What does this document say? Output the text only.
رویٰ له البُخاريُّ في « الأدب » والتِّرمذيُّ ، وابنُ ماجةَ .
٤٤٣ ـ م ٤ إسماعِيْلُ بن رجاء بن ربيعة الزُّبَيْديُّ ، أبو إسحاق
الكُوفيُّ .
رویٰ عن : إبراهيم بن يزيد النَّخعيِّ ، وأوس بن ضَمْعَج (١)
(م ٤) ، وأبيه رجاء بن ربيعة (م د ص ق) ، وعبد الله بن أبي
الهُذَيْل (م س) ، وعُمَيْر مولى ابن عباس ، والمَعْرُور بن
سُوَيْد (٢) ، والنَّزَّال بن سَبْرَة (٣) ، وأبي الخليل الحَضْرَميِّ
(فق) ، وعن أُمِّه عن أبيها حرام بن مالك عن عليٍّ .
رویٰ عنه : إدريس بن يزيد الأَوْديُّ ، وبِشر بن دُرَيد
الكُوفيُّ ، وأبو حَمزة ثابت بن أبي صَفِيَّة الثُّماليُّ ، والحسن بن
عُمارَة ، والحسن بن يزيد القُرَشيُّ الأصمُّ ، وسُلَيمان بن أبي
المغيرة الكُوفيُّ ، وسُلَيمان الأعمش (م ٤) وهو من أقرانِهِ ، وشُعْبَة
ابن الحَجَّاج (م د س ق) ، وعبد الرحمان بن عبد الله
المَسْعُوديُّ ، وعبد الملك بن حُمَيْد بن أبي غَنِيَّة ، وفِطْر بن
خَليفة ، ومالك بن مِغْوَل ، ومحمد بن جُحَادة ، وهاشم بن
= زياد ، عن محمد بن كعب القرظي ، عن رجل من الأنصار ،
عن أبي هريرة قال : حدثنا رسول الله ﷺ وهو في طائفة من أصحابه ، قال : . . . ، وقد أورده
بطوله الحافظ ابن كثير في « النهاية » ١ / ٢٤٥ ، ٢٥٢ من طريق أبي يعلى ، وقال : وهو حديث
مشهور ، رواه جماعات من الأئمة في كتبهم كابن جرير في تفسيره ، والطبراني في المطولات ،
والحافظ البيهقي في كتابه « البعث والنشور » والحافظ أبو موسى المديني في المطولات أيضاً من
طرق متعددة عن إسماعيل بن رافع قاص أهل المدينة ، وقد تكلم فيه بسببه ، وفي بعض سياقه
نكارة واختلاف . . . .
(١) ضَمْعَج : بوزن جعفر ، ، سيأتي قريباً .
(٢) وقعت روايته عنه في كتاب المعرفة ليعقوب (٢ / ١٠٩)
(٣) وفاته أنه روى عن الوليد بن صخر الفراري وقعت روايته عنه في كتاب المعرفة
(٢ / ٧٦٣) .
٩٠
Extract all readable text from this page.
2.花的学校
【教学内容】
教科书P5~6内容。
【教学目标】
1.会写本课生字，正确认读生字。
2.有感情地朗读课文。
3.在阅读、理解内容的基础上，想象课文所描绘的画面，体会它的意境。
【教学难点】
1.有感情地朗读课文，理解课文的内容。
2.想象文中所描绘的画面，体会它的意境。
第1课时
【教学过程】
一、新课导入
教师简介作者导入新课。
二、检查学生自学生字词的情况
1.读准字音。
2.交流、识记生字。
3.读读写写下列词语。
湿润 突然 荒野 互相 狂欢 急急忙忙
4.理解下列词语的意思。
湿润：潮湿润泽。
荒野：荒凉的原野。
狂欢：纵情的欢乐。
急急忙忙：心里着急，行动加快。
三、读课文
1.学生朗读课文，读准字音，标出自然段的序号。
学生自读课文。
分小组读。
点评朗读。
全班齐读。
========
Everything in the listing above should be restated exactly.

> [RESULT OF THE TASK]
What does this document say? Output the text only.
رویٰ له البُخاريُّ في « الأدب » والتِّرمذيُّ ، وابنُ ماجةَ .
٤٤٣ ـ م ٤ إسماعِيْلُ بن رجاء بن ربيعة الزُّبَيْديُّ ، أبو إسحاق
الكُوفيُّ .
رویٰ عن : إبراهيم بن يزيد النَّخعيِّ ، وأوس بن ضَمْعَج (١)
(م ٤) ، وأبيه رجاء بن ربيعة (م د ص ق) ، وعبد الله بن أبي
الهُذَيْل (م س) ، وعُمَيْر مولى ابن عباس ، والمَعْرُور بن
سُوَيْد (٢) ، والنَّزَّال بن سَبْرَة (٣) ، وأبي الخليل الحَضْرَميِّ
(فق) ، وعن أُمِّه عن أبيها حرام بن مالك عن عليٍّ .
رویٰ عنه : إدريس بن يزيد الأَوْديُّ ، وبِشر بن دُرَيد
الكُوفيُّ ، وأبو حَمزة ثابت بن أبي صَفِيَّة الثُّماليُّ ، والحسن بن
عُمارَة ، والحسن بن يزيد القُرَشيُّ الأصمُّ ، وسُلَيمان بن أبي
المغيرة الكُوفيُّ ، وسُلَيمان الأعمش (م ٤) وهو من أقرانِهِ ، وشُعْبَة
ابن الحَجَّاج (م د س ق) ، وعبد الرحمان بن عبد الله
المَسْعُوديُّ ، وعبد الملك بن حُمَيْد بن أبي غَنِيَّة ، وفِطْر بن
خَليفة ، ومالك بن مِغْوَل ، ومحمد بن جُحَادة ، وهاشم بن
= زياد ، عن محمد بن كعب القرظي ، عن رجل من الأنصار ،
عن أبي هريرة قال : حدثنا رسول الله ﷺ وهو في طائفة من أصحابه ، قال : . . . ، وقد أورده
بطوله الحافظ ابن كثير في « النهاية » ١ / ٢٤٥ ، ٢٥٢ من طريق أبي يعلى ، وقال : وهو حديث
مشهور ، رواه جماعات من الأئمة في كتبهم كابن جرير في تفسيره ، والطبراني في المطولات ،
والحافظ البيهقي في كتابه « البعث والنشور » والحافظ أبو موسى المديني في المطولات أيضاً من
طرق متعددة عن إسماعيل بن رافع قاص أهل المدينة ، وقد تكلم فيه بسببه ، وفي بعض سياقه
نكارة واختلاف . . . .
(١) ضَمْعَج : بوزن جعفر ، ، سيأتي قريباً .
(٢) وقعت روايته عنه في كتاب المعرفة ليعقوب (٢ / ١٠٩)
(٣) وفاته أنه روى عن الوليد بن صخر الفراري وقعت روايته عنه في كتاب المعرفة
(٢ / ٧٦٣) .
٩٠
Extract all readable text from this page.
2.花的学校
【教学内容】
教科书P5~6内容。
【教学目标】
1.会写本课生字，正确认读生字。
2.有感情地朗读课文。
3.在阅读、理解内容的基础上，想象课文所描绘的画面，体会它的意境。
【教学难点】
1.有感情地朗读课文，理解课文的内容。
2.想象文中所描绘的画面，体会它的意境。
第1课时
【教学过程】
一、新课导入
教师简介作者导入新课。
二、检查学生自学生字词的情况
1.读准字音。
2.交流、识记生字。
3.读读写写下列词语。
湿润 突然 荒野 互相 狂欢 急急忙忙
4.理解下列词语的意思。
湿润：潮湿润泽。
荒野：荒凉的原野。
狂欢：纵情的欢乐。
急急忙忙：心里着急，行动加快。
三、读课文
1.学生朗读课文，读准字音，标出自然段的序号。
学生自读课文。
分小组读。
点评朗读。
全班齐读。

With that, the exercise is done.